PROBLEM STATEMENT - Extract each line bearing the word "title".

====== ENTRIES PROVIDED ======

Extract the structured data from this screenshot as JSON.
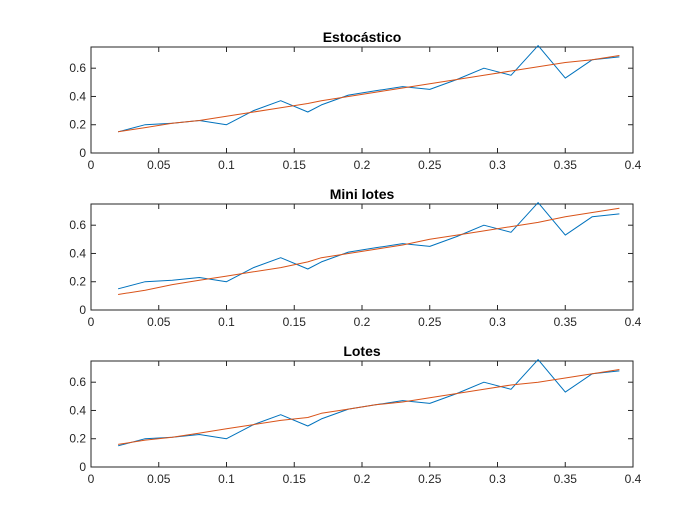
{
  "chart_data": [
    {
      "type": "line",
      "title": "Estocástico",
      "xlabel": "",
      "ylabel": "",
      "xlim": [
        0,
        0.4
      ],
      "ylim": [
        0,
        0.75
      ],
      "xticks": [
        0,
        0.05,
        0.1,
        0.15,
        0.2,
        0.25,
        0.3,
        0.35,
        0.4
      ],
      "xtick_labels": [
        "0",
        "0.05",
        "0.1",
        "0.15",
        "0.2",
        "0.25",
        "0.3",
        "0.35",
        "0.4"
      ],
      "yticks": [
        0,
        0.2,
        0.4,
        0.6
      ],
      "ytick_labels": [
        "0",
        "0.2",
        "0.4",
        "0.6"
      ],
      "grid": false,
      "series": [
        {
          "color": "#0072BD",
          "x": [
            0.02,
            0.04,
            0.06,
            0.08,
            0.1,
            0.12,
            0.14,
            0.16,
            0.17,
            0.19,
            0.21,
            0.23,
            0.25,
            0.27,
            0.29,
            0.31,
            0.33,
            0.35,
            0.37,
            0.39
          ],
          "y": [
            0.15,
            0.2,
            0.21,
            0.23,
            0.2,
            0.3,
            0.37,
            0.29,
            0.34,
            0.41,
            0.44,
            0.47,
            0.45,
            0.52,
            0.6,
            0.55,
            0.76,
            0.53,
            0.66,
            0.68
          ]
        },
        {
          "color": "#D95319",
          "x": [
            0.02,
            0.04,
            0.06,
            0.08,
            0.1,
            0.12,
            0.14,
            0.16,
            0.17,
            0.19,
            0.21,
            0.23,
            0.25,
            0.27,
            0.29,
            0.31,
            0.33,
            0.35,
            0.37,
            0.39
          ],
          "y": [
            0.15,
            0.18,
            0.21,
            0.23,
            0.26,
            0.29,
            0.32,
            0.35,
            0.37,
            0.4,
            0.43,
            0.46,
            0.49,
            0.52,
            0.55,
            0.58,
            0.61,
            0.64,
            0.66,
            0.69
          ]
        }
      ]
    },
    {
      "type": "line",
      "title": "Mini lotes",
      "xlabel": "",
      "ylabel": "",
      "xlim": [
        0,
        0.4
      ],
      "ylim": [
        0,
        0.75
      ],
      "xticks": [
        0,
        0.05,
        0.1,
        0.15,
        0.2,
        0.25,
        0.3,
        0.35,
        0.4
      ],
      "xtick_labels": [
        "0",
        "0.05",
        "0.1",
        "0.15",
        "0.2",
        "0.25",
        "0.3",
        "0.35",
        "0.4"
      ],
      "yticks": [
        0,
        0.2,
        0.4,
        0.6
      ],
      "ytick_labels": [
        "0",
        "0.2",
        "0.4",
        "0.6"
      ],
      "grid": false,
      "series": [
        {
          "color": "#0072BD",
          "x": [
            0.02,
            0.04,
            0.06,
            0.08,
            0.1,
            0.12,
            0.14,
            0.16,
            0.17,
            0.19,
            0.21,
            0.23,
            0.25,
            0.27,
            0.29,
            0.31,
            0.33,
            0.35,
            0.37,
            0.39
          ],
          "y": [
            0.15,
            0.2,
            0.21,
            0.23,
            0.2,
            0.3,
            0.37,
            0.29,
            0.34,
            0.41,
            0.44,
            0.47,
            0.45,
            0.52,
            0.6,
            0.55,
            0.76,
            0.53,
            0.66,
            0.68
          ]
        },
        {
          "color": "#D95319",
          "x": [
            0.02,
            0.04,
            0.06,
            0.08,
            0.1,
            0.12,
            0.14,
            0.16,
            0.17,
            0.19,
            0.21,
            0.23,
            0.25,
            0.27,
            0.29,
            0.31,
            0.33,
            0.35,
            0.37,
            0.39
          ],
          "y": [
            0.11,
            0.14,
            0.18,
            0.21,
            0.24,
            0.27,
            0.3,
            0.34,
            0.37,
            0.4,
            0.43,
            0.46,
            0.5,
            0.53,
            0.56,
            0.59,
            0.62,
            0.66,
            0.69,
            0.72
          ]
        }
      ]
    },
    {
      "type": "line",
      "title": "Lotes",
      "xlabel": "",
      "ylabel": "",
      "xlim": [
        0,
        0.4
      ],
      "ylim": [
        0,
        0.75
      ],
      "xticks": [
        0,
        0.05,
        0.1,
        0.15,
        0.2,
        0.25,
        0.3,
        0.35,
        0.4
      ],
      "xtick_labels": [
        "0",
        "0.05",
        "0.1",
        "0.15",
        "0.2",
        "0.25",
        "0.3",
        "0.35",
        "0.4"
      ],
      "yticks": [
        0,
        0.2,
        0.4,
        0.6
      ],
      "ytick_labels": [
        "0",
        "0.2",
        "0.4",
        "0.6"
      ],
      "grid": false,
      "series": [
        {
          "color": "#0072BD",
          "x": [
            0.02,
            0.04,
            0.06,
            0.08,
            0.1,
            0.12,
            0.14,
            0.16,
            0.17,
            0.19,
            0.21,
            0.23,
            0.25,
            0.27,
            0.29,
            0.31,
            0.33,
            0.35,
            0.37,
            0.39
          ],
          "y": [
            0.15,
            0.2,
            0.21,
            0.23,
            0.2,
            0.3,
            0.37,
            0.29,
            0.34,
            0.41,
            0.44,
            0.47,
            0.45,
            0.52,
            0.6,
            0.55,
            0.76,
            0.53,
            0.66,
            0.68
          ]
        },
        {
          "color": "#D95319",
          "x": [
            0.02,
            0.04,
            0.06,
            0.08,
            0.1,
            0.12,
            0.14,
            0.16,
            0.17,
            0.19,
            0.21,
            0.23,
            0.25,
            0.27,
            0.29,
            0.31,
            0.33,
            0.35,
            0.37,
            0.39
          ],
          "y": [
            0.16,
            0.19,
            0.21,
            0.24,
            0.27,
            0.3,
            0.33,
            0.35,
            0.38,
            0.41,
            0.44,
            0.46,
            0.49,
            0.52,
            0.55,
            0.58,
            0.6,
            0.63,
            0.66,
            0.69
          ]
        }
      ]
    }
  ]
}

======

SOLUTION TO THE EXERCISE -
      "title": "Estocástico",
      "title": "Mini lotes",
      "title": "Lotes",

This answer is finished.